> _Exercise details_
Where the string "xlabel" occurs in the material below, report the whole line.

> _Entries provided_
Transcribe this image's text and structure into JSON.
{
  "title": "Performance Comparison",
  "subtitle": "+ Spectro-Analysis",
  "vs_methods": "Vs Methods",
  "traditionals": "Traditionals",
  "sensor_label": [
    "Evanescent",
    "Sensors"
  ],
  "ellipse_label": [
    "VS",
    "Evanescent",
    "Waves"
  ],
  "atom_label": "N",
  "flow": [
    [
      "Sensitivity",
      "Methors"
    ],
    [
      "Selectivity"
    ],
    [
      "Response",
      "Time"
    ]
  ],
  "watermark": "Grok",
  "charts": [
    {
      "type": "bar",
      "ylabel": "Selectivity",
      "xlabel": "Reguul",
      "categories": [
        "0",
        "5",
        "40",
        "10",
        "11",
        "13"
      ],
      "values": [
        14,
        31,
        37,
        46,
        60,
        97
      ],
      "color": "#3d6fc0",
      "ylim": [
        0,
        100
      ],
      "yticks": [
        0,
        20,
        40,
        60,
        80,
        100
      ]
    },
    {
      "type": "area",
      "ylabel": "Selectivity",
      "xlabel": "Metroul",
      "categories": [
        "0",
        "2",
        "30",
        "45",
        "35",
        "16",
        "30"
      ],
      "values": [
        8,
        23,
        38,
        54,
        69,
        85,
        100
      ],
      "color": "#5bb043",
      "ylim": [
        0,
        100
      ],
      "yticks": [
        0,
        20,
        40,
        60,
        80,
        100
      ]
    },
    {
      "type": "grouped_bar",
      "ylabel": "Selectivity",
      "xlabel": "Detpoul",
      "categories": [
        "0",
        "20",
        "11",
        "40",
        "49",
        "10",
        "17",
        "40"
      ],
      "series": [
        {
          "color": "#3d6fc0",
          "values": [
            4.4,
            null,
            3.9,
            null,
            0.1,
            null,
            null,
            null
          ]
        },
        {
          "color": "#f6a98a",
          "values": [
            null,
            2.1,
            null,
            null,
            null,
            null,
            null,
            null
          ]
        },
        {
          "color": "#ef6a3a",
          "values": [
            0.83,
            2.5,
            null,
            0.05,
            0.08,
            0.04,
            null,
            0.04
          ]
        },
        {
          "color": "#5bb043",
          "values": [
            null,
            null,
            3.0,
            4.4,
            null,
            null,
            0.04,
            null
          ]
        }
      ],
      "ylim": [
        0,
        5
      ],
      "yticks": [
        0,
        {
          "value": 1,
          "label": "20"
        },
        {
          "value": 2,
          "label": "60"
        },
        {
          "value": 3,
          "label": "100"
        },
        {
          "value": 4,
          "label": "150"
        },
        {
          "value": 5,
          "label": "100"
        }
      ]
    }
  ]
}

> _Full solution_
      "xlabel": "Reguul",
      "xlabel": "Metroul",
      "xlabel": "Detpoul",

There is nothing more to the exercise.